In the material below, find all lines with the string "приведенности" and copy them.

━━━━━━

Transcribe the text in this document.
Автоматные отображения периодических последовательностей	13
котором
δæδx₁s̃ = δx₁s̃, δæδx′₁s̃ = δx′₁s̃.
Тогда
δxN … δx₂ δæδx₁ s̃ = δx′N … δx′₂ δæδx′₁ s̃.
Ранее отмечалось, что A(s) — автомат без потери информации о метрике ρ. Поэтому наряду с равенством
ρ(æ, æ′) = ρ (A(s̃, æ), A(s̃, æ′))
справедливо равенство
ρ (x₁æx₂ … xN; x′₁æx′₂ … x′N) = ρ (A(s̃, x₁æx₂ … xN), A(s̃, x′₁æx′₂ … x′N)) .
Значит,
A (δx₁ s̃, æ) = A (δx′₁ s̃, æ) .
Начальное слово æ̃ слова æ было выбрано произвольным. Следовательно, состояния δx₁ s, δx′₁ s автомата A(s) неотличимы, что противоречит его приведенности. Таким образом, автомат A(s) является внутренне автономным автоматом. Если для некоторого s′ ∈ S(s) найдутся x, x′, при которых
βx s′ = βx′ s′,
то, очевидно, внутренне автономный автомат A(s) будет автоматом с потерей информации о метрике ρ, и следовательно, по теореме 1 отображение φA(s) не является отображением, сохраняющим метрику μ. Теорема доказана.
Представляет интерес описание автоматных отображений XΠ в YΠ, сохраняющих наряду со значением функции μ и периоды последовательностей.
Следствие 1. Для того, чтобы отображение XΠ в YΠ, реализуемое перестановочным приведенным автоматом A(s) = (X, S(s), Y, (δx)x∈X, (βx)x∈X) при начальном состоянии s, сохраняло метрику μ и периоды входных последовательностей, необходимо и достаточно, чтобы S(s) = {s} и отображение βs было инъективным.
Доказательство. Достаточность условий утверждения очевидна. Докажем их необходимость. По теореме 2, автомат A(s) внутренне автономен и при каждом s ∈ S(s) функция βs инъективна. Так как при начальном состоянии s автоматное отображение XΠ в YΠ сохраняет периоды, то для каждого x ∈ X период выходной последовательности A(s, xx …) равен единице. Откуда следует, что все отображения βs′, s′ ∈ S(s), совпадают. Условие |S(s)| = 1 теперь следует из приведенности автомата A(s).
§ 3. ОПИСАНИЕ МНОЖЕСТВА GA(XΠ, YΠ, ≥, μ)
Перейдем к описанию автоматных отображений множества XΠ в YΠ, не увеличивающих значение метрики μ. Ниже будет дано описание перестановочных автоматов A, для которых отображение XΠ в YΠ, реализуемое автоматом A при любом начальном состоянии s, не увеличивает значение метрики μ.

━━━━━━

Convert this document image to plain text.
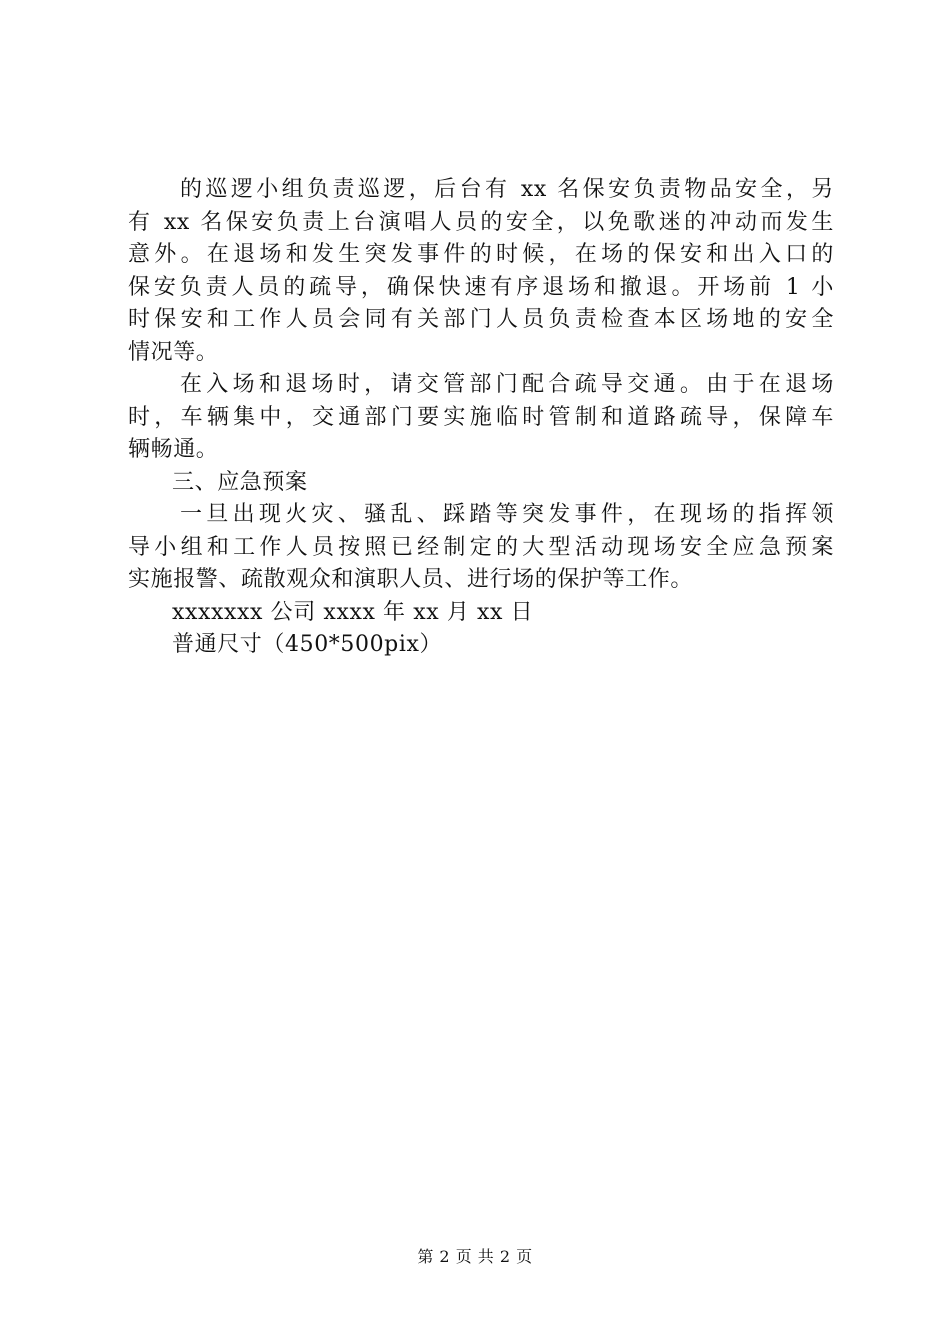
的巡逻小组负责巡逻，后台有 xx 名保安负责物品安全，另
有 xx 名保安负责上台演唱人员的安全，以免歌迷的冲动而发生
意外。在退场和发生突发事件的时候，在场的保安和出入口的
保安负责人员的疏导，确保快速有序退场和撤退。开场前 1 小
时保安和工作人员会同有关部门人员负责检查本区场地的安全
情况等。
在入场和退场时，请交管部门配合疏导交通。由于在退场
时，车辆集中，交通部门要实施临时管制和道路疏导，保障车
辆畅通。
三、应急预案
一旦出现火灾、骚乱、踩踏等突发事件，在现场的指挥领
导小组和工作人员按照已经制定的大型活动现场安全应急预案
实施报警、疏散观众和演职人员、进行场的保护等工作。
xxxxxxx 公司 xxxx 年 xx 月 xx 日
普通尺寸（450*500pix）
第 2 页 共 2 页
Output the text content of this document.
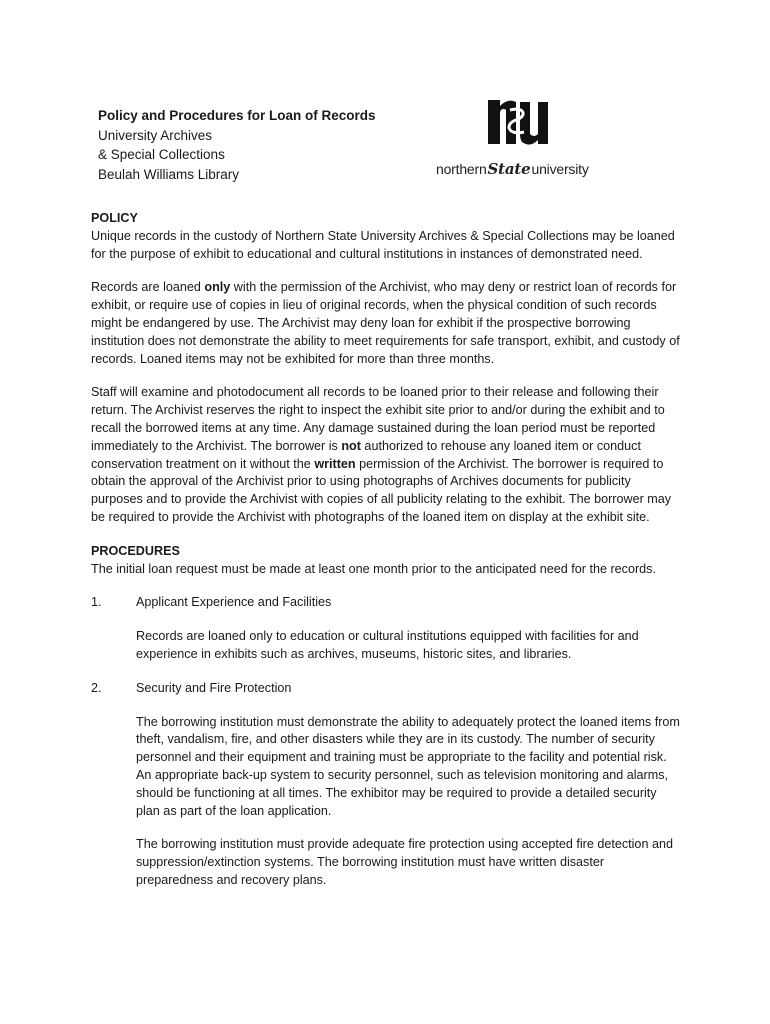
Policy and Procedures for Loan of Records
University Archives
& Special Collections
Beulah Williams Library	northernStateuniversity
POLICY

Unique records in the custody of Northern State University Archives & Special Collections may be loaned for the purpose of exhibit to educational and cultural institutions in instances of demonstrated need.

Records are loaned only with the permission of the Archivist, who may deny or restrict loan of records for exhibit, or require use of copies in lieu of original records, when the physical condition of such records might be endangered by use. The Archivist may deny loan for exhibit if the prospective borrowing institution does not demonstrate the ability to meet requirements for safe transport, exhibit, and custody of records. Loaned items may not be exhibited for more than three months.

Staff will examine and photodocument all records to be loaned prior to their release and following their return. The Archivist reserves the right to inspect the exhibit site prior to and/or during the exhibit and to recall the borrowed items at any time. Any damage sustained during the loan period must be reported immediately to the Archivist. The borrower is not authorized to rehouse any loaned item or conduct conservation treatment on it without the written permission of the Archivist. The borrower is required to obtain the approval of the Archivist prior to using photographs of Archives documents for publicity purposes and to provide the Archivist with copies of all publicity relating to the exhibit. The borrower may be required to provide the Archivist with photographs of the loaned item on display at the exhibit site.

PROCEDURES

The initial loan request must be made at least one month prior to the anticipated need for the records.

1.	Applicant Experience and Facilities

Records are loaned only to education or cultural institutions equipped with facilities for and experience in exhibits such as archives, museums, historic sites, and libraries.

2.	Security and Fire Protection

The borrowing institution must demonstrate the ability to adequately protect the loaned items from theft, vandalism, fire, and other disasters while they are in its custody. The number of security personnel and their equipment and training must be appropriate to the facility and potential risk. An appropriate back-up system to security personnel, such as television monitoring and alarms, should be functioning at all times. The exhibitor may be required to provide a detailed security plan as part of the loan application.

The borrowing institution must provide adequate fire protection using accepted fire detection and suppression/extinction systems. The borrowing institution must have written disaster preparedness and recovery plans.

━━━━━━

- Result of the task
Начальное слово æ̃ слова æ было выбрано произвольным. Следовательно, состояния δx₁ s, δx′₁ s автомата A(s) неотличимы, что противоречит его приведенности. Таким образом, автомат A(s) является внутренне автономным автоматом. Если для некоторого s′ ∈ S(s) найдутся x, x′, при которых
Доказательство. Достаточность условий утверждения очевидна. Докажем их необходимость. По теореме 2, автомат A(s) внутренне автономен и при каждом s ∈ S(s) функция βs инъективна. Так как при начальном состоянии s автоматное отображение XΠ в YΠ сохраняет периоды, то для каждого x ∈ X период выходной последовательности A(s, xx …) равен единице. Откуда следует, что все отображения βs′, s′ ∈ S(s), совпадают. Условие |S(s)| = 1 теперь следует из приведенности автомата A(s).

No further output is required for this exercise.